#### Excerpted data

══════════

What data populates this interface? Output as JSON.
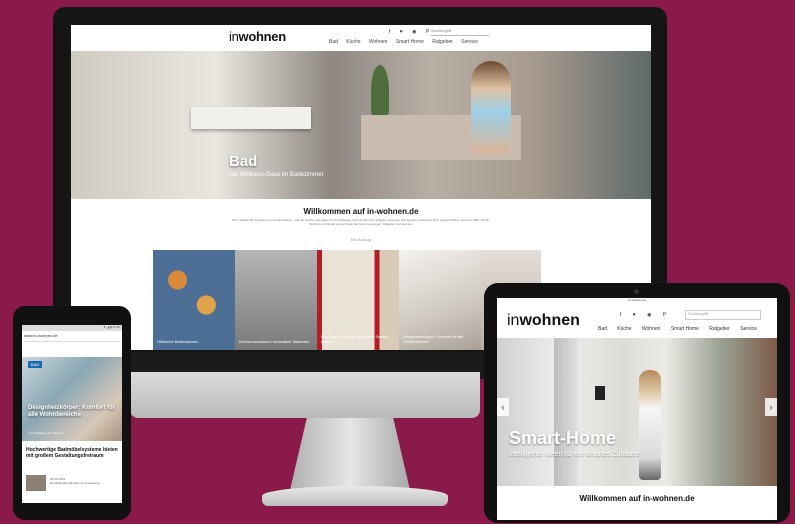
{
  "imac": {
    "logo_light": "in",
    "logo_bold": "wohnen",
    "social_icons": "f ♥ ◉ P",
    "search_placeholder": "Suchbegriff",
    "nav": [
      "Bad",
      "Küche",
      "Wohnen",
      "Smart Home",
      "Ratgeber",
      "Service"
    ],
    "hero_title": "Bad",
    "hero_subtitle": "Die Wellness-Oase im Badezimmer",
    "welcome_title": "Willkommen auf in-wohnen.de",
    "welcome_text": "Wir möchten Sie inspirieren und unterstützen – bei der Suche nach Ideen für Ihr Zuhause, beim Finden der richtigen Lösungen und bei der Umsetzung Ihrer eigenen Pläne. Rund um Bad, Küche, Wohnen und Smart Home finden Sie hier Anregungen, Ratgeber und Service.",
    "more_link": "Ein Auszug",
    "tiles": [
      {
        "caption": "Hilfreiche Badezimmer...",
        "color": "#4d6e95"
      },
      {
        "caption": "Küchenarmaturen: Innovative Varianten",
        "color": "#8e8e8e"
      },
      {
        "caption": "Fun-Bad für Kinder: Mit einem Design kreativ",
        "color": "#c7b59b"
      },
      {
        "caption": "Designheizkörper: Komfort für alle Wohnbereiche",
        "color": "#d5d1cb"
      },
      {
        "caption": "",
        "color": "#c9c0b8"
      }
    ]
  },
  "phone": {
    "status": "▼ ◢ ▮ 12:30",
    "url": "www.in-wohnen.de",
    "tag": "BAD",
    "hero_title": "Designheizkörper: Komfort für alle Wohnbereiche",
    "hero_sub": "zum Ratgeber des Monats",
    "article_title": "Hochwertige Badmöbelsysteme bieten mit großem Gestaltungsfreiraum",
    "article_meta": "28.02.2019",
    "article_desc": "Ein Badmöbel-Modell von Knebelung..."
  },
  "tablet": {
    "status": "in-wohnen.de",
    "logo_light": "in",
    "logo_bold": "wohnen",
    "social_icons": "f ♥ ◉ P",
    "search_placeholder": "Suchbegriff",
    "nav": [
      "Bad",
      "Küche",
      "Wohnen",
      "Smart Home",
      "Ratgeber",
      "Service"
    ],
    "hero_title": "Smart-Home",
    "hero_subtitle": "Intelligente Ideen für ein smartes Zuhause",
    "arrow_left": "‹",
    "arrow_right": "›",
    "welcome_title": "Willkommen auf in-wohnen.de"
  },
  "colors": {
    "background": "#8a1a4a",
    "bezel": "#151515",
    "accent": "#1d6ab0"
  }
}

══════════

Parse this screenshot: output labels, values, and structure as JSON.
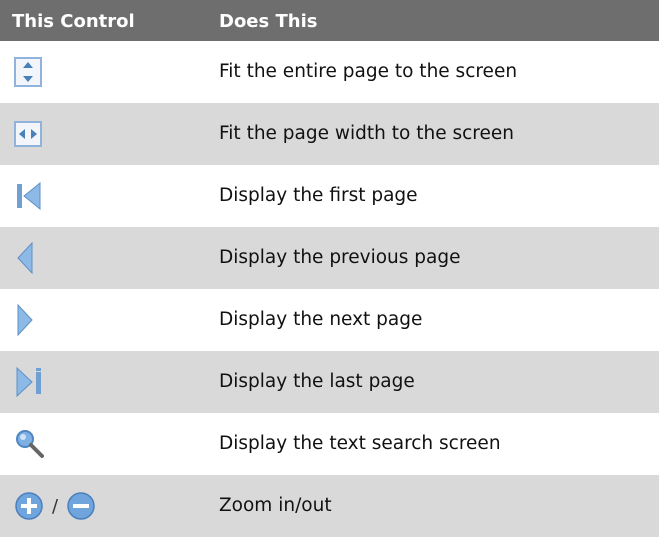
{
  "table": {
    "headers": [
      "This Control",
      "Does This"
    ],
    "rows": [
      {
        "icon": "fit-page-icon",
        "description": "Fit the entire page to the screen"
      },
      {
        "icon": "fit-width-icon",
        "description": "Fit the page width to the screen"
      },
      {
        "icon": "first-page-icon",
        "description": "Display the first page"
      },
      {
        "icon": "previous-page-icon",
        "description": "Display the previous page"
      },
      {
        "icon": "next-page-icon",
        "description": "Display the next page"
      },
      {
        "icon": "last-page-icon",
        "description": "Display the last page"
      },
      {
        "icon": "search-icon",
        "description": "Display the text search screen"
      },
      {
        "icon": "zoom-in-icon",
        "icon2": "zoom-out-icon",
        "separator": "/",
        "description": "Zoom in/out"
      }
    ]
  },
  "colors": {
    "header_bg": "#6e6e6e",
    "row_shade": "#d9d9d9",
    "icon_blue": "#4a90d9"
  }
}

══════════

#### Problem requirements
Only the number is wanted: count the lines of the records that hold the word "width".

#### The response
2